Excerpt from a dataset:
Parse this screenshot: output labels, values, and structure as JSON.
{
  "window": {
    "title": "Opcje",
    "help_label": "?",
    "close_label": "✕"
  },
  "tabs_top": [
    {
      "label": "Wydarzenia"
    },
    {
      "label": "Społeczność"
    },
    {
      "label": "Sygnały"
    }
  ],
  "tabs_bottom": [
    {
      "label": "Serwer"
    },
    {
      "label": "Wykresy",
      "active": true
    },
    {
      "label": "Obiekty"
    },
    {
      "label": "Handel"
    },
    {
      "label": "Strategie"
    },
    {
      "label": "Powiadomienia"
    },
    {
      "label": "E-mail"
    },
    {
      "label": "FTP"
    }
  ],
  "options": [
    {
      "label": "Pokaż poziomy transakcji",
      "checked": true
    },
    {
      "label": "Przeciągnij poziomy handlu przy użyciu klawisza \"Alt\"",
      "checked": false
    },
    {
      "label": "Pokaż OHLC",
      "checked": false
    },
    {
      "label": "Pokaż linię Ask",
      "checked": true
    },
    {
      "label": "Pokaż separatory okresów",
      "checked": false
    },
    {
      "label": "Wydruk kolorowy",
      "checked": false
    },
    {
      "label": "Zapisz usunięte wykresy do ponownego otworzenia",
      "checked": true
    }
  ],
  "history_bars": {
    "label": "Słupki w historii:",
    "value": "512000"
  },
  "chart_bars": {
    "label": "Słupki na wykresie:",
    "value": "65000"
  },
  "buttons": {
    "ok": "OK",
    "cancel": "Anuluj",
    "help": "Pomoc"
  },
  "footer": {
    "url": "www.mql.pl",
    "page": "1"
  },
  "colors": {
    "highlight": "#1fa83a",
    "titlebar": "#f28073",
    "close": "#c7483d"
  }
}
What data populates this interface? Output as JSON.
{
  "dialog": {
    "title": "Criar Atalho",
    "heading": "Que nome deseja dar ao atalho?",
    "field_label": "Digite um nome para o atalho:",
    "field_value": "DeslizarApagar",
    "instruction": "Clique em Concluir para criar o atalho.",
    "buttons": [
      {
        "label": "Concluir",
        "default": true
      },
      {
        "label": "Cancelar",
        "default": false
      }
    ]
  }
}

**WHAT YOU WILL DO**
Where a line in the entries holds the word "poziomy", copy that line.

**SOLUTION TO THIS PROBLEM**
      "label": "Pokaż poziomy transakcji",
      "label": "Przeciągnij poziomy handlu przy użyciu klawisza \"Alt\"",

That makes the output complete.